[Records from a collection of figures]
★ ★ ★ ★

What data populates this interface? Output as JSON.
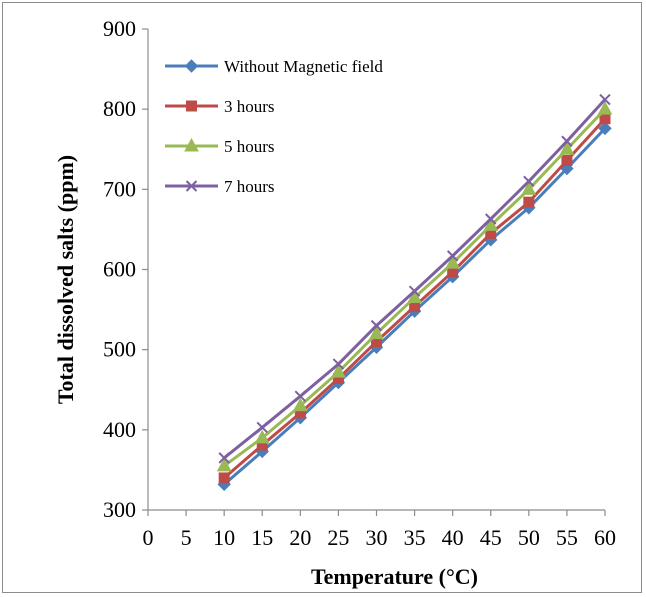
{
  "chart_data": {
    "type": "line",
    "title": "",
    "xlabel": "Temperature (°C)",
    "ylabel": "Total dissolved salts (ppm)",
    "xlim": [
      0,
      60
    ],
    "ylim": [
      300,
      900
    ],
    "x_ticks": [
      0,
      5,
      10,
      15,
      20,
      25,
      30,
      35,
      40,
      45,
      50,
      55,
      60
    ],
    "y_ticks": [
      300,
      400,
      500,
      600,
      700,
      800,
      900
    ],
    "grid": false,
    "legend_position": "top-left",
    "x": [
      10,
      15,
      20,
      25,
      30,
      35,
      40,
      45,
      50,
      55,
      60
    ],
    "series": [
      {
        "name": "Without Magnetic field",
        "color": "#4a7ebb",
        "marker": "diamond",
        "values": [
          332,
          373,
          415,
          459,
          503,
          548,
          591,
          637,
          677,
          726,
          776
        ]
      },
      {
        "name": "3 hours",
        "color": "#be4b48",
        "marker": "square",
        "values": [
          340,
          381,
          421,
          464,
          510,
          554,
          597,
          645,
          684,
          736,
          788
        ]
      },
      {
        "name": "5 hours",
        "color": "#98b954",
        "marker": "triangle",
        "values": [
          355,
          390,
          430,
          472,
          520,
          565,
          608,
          655,
          700,
          750,
          800
        ]
      },
      {
        "name": "7 hours",
        "color": "#7d60a0",
        "marker": "x",
        "values": [
          365,
          403,
          442,
          482,
          530,
          573,
          617,
          663,
          710,
          760,
          812
        ]
      }
    ]
  }
}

★ ★ ★ ★

Only lines with the word "marker" are wanted, so copy each one from the records.

        "marker": "diamond",
        "marker": "square",
        "marker": "triangle",
        "marker": "x",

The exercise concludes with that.